▶ [What this task involves]: Exactly as they appear, output all of the records. Skip any images.

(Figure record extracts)

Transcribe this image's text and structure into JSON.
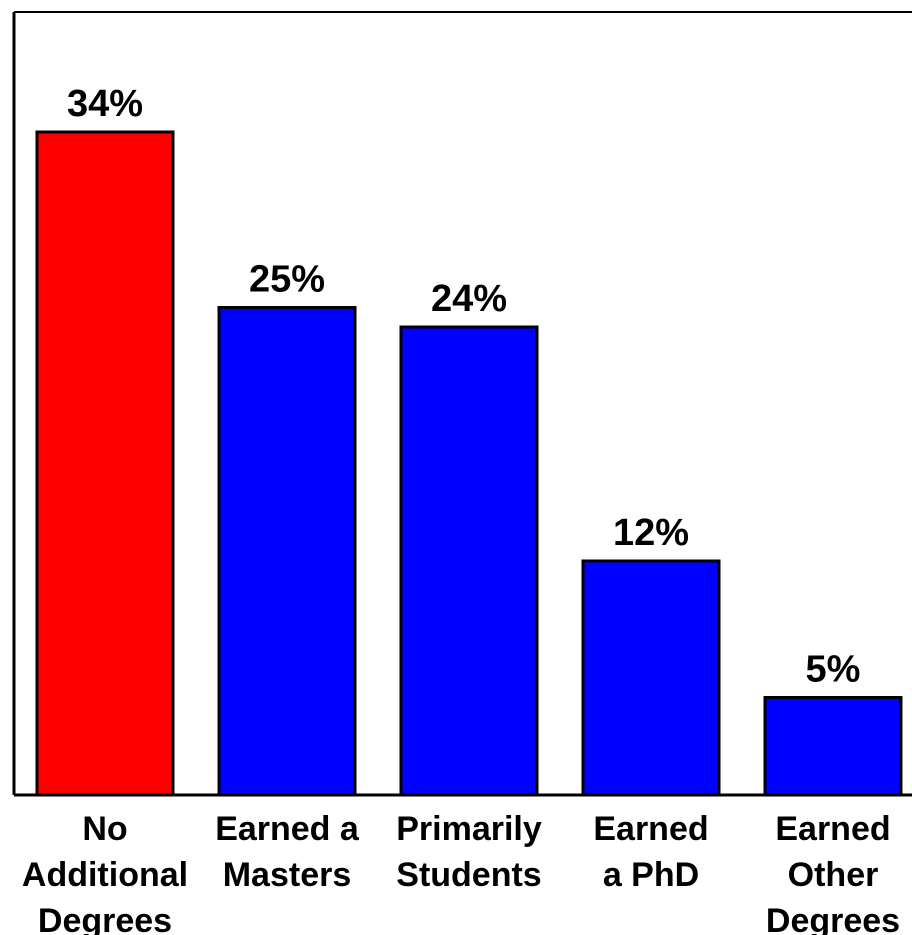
{
  "chart_data": {
    "type": "bar",
    "categories": [
      [
        "No",
        "Additional",
        "Degrees"
      ],
      [
        "Earned a",
        "Masters"
      ],
      [
        "Primarily",
        "Students"
      ],
      [
        "Earned",
        "a PhD"
      ],
      [
        "Earned",
        "Other",
        "Degrees"
      ]
    ],
    "values": [
      34,
      25,
      24,
      12,
      5
    ],
    "value_labels": [
      "34%",
      "25%",
      "24%",
      "12%",
      "5%"
    ],
    "bar_colors": [
      "#ff0000",
      "#0000ff",
      "#0000ff",
      "#0000ff",
      "#0000ff"
    ],
    "ylim": [
      0,
      40
    ],
    "grid": false,
    "legend": "none"
  }
}
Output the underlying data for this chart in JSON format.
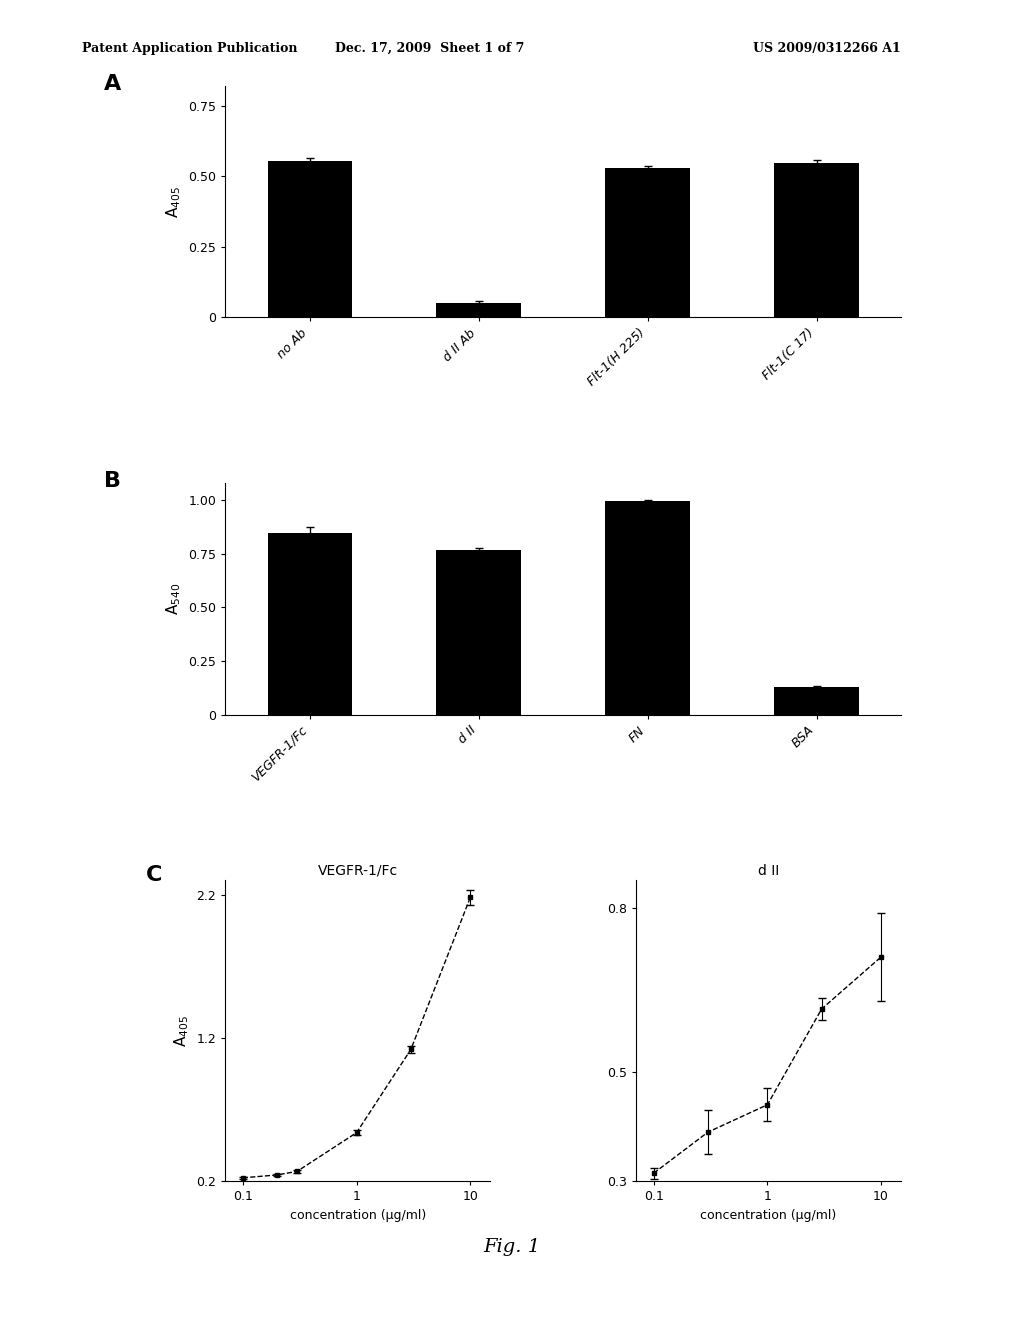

▶ [Solution]:
Transcribe this image's text and structure into JSON.
{
  "chart_data": {
    "type": "bar",
    "categories": [
      [
        "No",
        "Additional",
        "Degrees"
      ],
      [
        "Earned a",
        "Masters"
      ],
      [
        "Primarily",
        "Students"
      ],
      [
        "Earned",
        "a PhD"
      ],
      [
        "Earned",
        "Other",
        "Degrees"
      ]
    ],
    "values": [
      34,
      25,
      24,
      12,
      5
    ],
    "value_labels": [
      "34%",
      "25%",
      "24%",
      "12%",
      "5%"
    ],
    "bar_colors": [
      "#ff0000",
      "#0000ff",
      "#0000ff",
      "#0000ff",
      "#0000ff"
    ],
    "ylim": [
      0,
      40
    ],
    "grid": false,
    "legend": "none"
  }
}
Output the underlying data for this chart in JSON format.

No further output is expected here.